Report every line in the listing below where the string "ViewRequests" shows up.

########################################

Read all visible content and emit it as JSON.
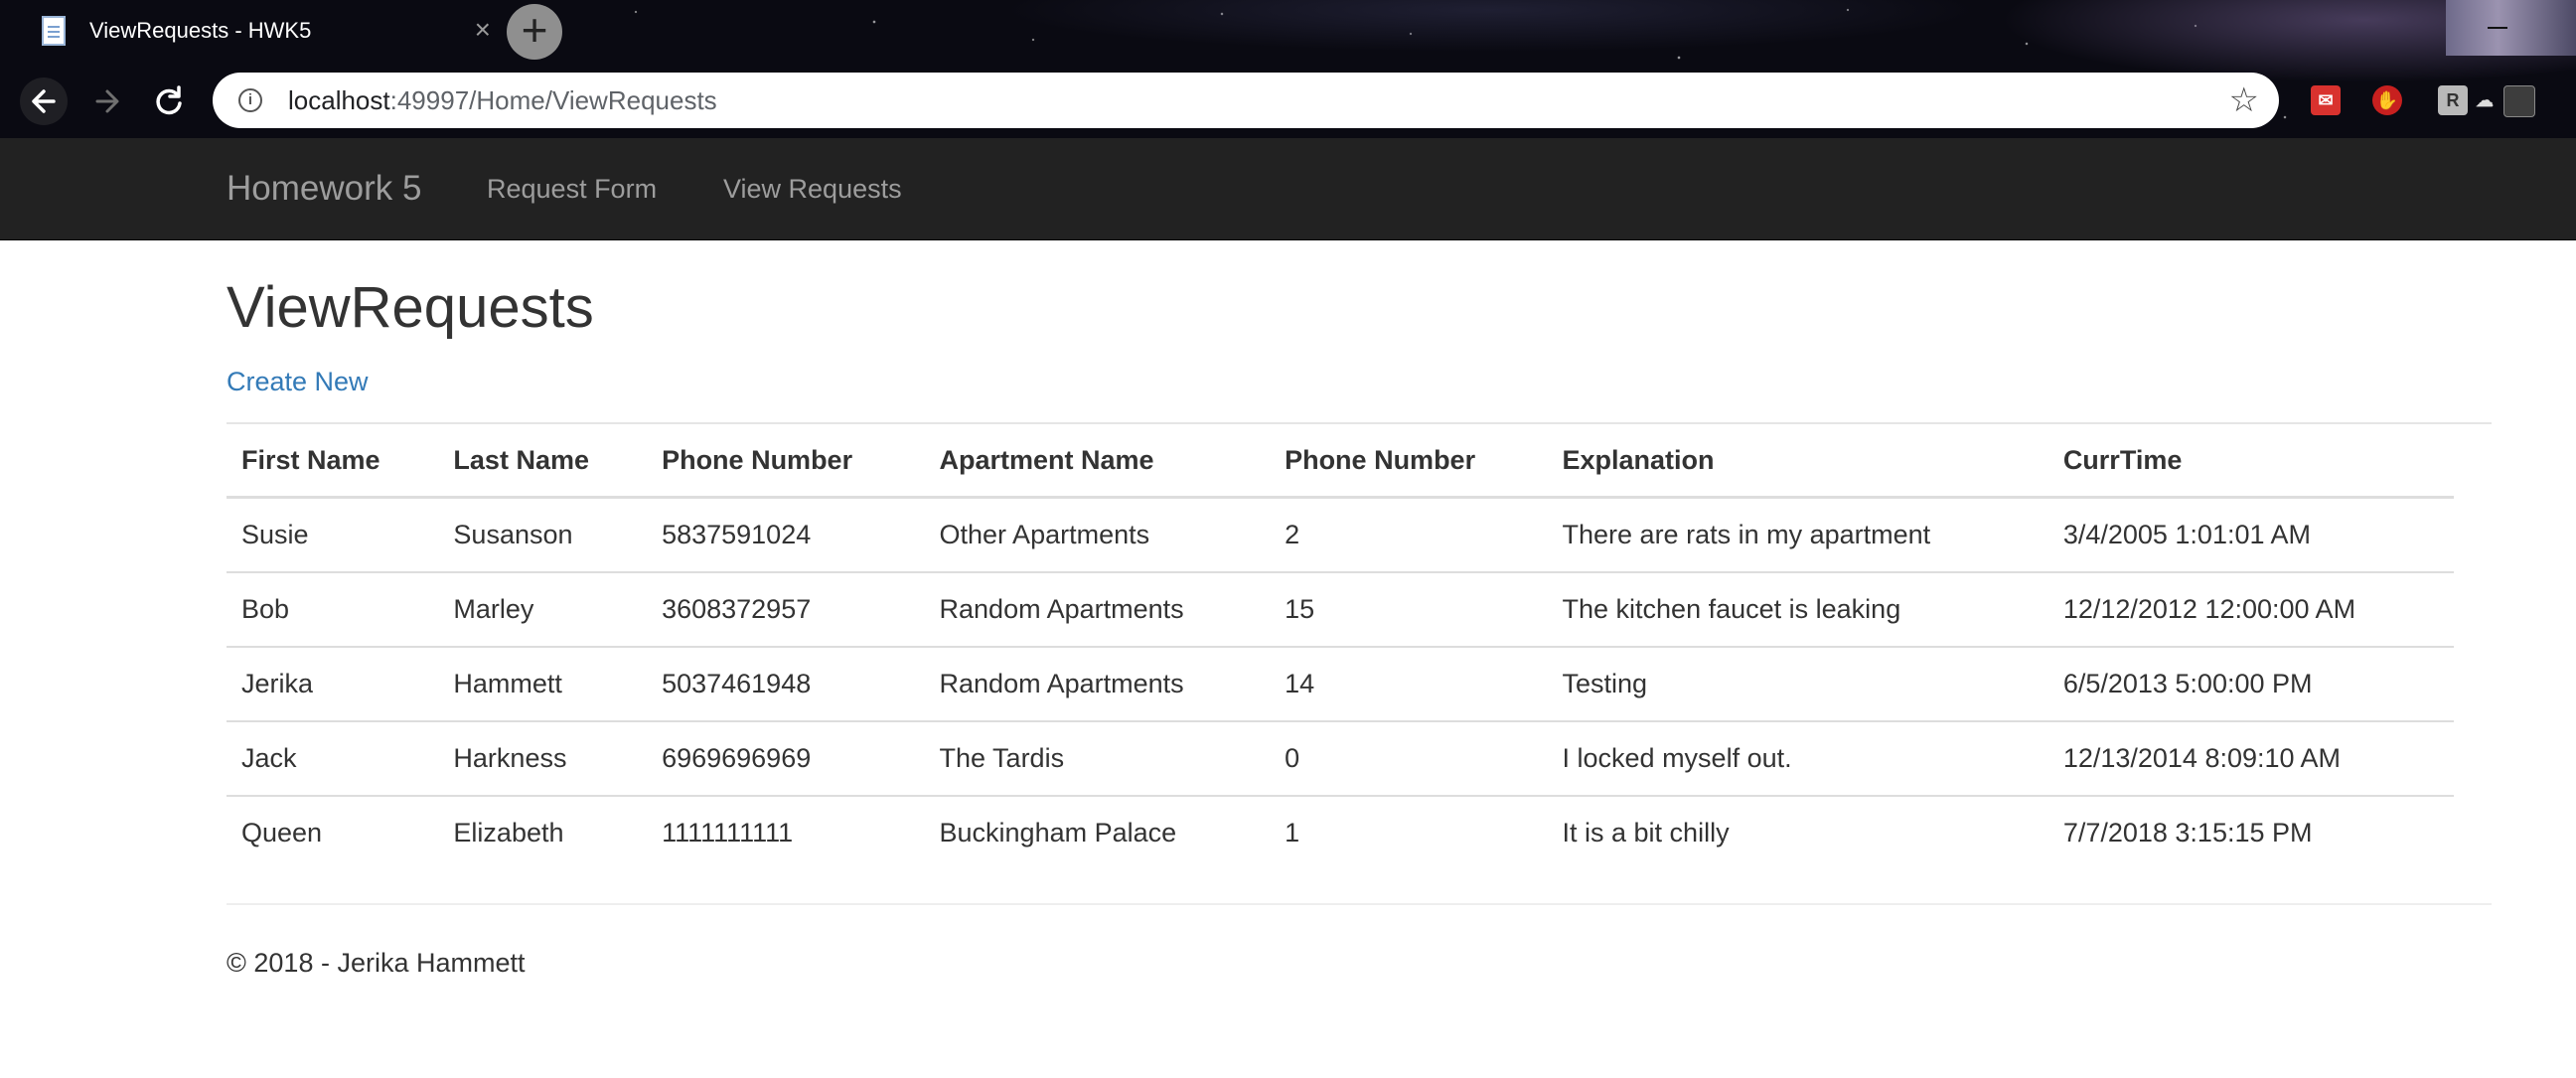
{
  "browser": {
    "tab_title": "ViewRequests - HWK5",
    "tab_close": "×",
    "new_tab": "+",
    "url_host": "localhost",
    "url_path": ":49997/Home/ViewRequests"
  },
  "icons": {
    "back": "arrow-left-icon",
    "forward": "arrow-right-icon",
    "reload": "reload-icon",
    "info": "info-icon",
    "star": "star-icon"
  },
  "navbar": {
    "brand": "Homework 5",
    "links": [
      "Request Form",
      "View Requests"
    ]
  },
  "page": {
    "title": "ViewRequests",
    "create_link": "Create New"
  },
  "table": {
    "headers": [
      "First Name",
      "Last Name",
      "Phone Number",
      "Apartment Name",
      "Phone Number",
      "Explanation",
      "CurrTime"
    ],
    "rows": [
      [
        "Susie",
        "Susanson",
        "5837591024",
        "Other Apartments",
        "2",
        "There are rats in my apartment",
        "3/4/2005 1:01:01 AM"
      ],
      [
        "Bob",
        "Marley",
        "3608372957",
        "Random Apartments",
        "15",
        "The kitchen faucet is leaking",
        "12/12/2012 12:00:00 AM"
      ],
      [
        "Jerika",
        "Hammett",
        "5037461948",
        "Random Apartments",
        "14",
        "Testing",
        "6/5/2013 5:00:00 PM"
      ],
      [
        "Jack",
        "Harkness",
        "6969696969",
        "The Tardis",
        "0",
        "I locked myself out.",
        "12/13/2014 8:09:10 AM"
      ],
      [
        "Queen",
        "Elizabeth",
        "1111111111",
        "Buckingham Palace",
        "1",
        "It is a bit chilly",
        "7/7/2018 3:15:15 PM"
      ]
    ]
  },
  "footer": {
    "text": "© 2018 - Jerika Hammett"
  },
  "colors": {
    "navbar_bg": "#222222",
    "nav_text": "#9d9d9d",
    "link": "#337ab7",
    "text": "#333333",
    "rule": "#dddddd"
  }
}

########################################

- **TASK OUTPUT**:
    "tab_title": "ViewRequests - HWK5",
    "url_path": ":49997/Home/ViewRequests"
    "title": "ViewRequests",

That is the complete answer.